▶ [What the task requires] In the entries below, count each line holding the word "icon". Answer with the total alone.
-- -- --
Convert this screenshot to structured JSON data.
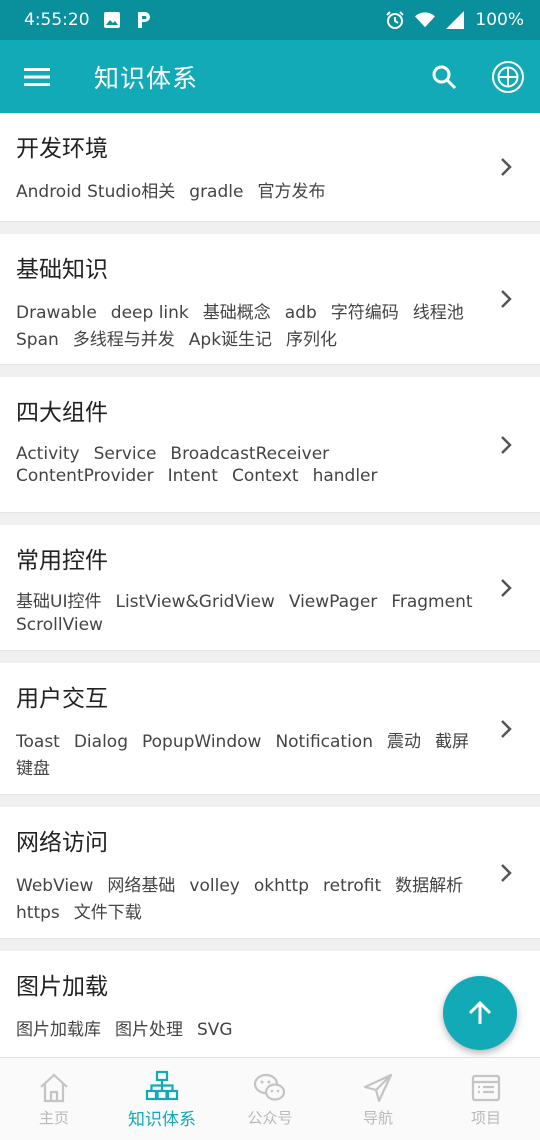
{
  "status_bar": {
    "time": "4:55:20",
    "battery": "100%"
  },
  "toolbar": {
    "title": "知识体系"
  },
  "categories": [
    {
      "title": "开发环境",
      "tags": [
        "Android Studio相关",
        "gradle",
        "官方发布"
      ]
    },
    {
      "title": "基础知识",
      "tags": [
        "Drawable",
        "deep link",
        "基础概念",
        "adb",
        "字符编码",
        "线程池",
        "Span",
        "多线程与并发",
        "Apk诞生记",
        "序列化"
      ]
    },
    {
      "title": "四大组件",
      "tags": [
        "Activity",
        "Service",
        "BroadcastReceiver",
        "ContentProvider",
        "Intent",
        "Context",
        "handler"
      ]
    },
    {
      "title": "常用控件",
      "tags": [
        "基础UI控件",
        "ListView&GridView",
        "ViewPager",
        "Fragment",
        "ScrollView"
      ]
    },
    {
      "title": "用户交互",
      "tags": [
        "Toast",
        "Dialog",
        "PopupWindow",
        "Notification",
        "震动",
        "截屏",
        "键盘"
      ]
    },
    {
      "title": "网络访问",
      "tags": [
        "WebView",
        "网络基础",
        "volley",
        "okhttp",
        "retrofit",
        "数据解析",
        "https",
        "文件下载"
      ]
    },
    {
      "title": "图片加载",
      "tags": [
        "图片加载库",
        "图片处理",
        "SVG"
      ]
    }
  ],
  "bottom_nav": [
    {
      "label": "主页",
      "icon": "home-icon"
    },
    {
      "label": "知识体系",
      "icon": "hierarchy-icon",
      "active": true
    },
    {
      "label": "公众号",
      "icon": "wechat-icon"
    },
    {
      "label": "导航",
      "icon": "navigation-icon"
    },
    {
      "label": "项目",
      "icon": "project-icon"
    }
  ],
  "colors": {
    "primary": "#13aab8",
    "primary_dark": "#0a8f9d",
    "inactive": "#b9b9b9"
  }
}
-- -- --
▶ [Answer] 5